Task instructions » Retype the data below without altering anything.

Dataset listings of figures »
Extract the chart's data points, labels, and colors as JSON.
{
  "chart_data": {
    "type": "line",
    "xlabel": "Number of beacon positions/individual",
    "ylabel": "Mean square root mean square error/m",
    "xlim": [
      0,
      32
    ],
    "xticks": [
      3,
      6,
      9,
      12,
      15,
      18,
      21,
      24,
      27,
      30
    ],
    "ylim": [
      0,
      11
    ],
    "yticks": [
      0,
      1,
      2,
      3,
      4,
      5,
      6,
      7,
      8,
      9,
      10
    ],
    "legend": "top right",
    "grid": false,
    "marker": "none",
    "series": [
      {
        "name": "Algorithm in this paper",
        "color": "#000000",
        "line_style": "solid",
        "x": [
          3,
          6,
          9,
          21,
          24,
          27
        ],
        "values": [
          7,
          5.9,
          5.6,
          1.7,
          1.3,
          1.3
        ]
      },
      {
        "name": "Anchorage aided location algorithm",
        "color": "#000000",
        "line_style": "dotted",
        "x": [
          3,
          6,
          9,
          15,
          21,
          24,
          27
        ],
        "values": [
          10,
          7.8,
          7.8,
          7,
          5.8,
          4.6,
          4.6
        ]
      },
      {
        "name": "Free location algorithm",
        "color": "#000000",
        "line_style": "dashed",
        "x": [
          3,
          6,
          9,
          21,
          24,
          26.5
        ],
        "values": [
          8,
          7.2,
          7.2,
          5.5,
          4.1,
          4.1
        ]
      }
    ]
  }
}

Exercise output »
Extract the chart's data points, labels, and colors as JSON.
{
  "chart_data": {
    "type": "line",
    "xlabel": "Number of beacon positions/individual",
    "ylabel": "Mean square root mean square error/m",
    "xlim": [
      0,
      32
    ],
    "xticks": [
      3,
      6,
      9,
      12,
      15,
      18,
      21,
      24,
      27,
      30
    ],
    "ylim": [
      0,
      11
    ],
    "yticks": [
      0,
      1,
      2,
      3,
      4,
      5,
      6,
      7,
      8,
      9,
      10
    ],
    "legend": "top right",
    "grid": false,
    "marker": "none",
    "series": [
      {
        "name": "Algorithm in this paper",
        "color": "#000000",
        "line_style": "solid",
        "x": [
          3,
          6,
          9,
          21,
          24,
          27
        ],
        "values": [
          7,
          5.9,
          5.6,
          1.7,
          1.3,
          1.3
        ]
      },
      {
        "name": "Anchorage aided location algorithm",
        "color": "#000000",
        "line_style": "dotted",
        "x": [
          3,
          6,
          9,
          15,
          21,
          24,
          27
        ],
        "values": [
          10,
          7.8,
          7.8,
          7,
          5.8,
          4.6,
          4.6
        ]
      },
      {
        "name": "Free location algorithm",
        "color": "#000000",
        "line_style": "dashed",
        "x": [
          3,
          6,
          9,
          21,
          24,
          26.5
        ],
        "values": [
          8,
          7.2,
          7.2,
          5.5,
          4.1,
          4.1
        ]
      }
    ]
  }
}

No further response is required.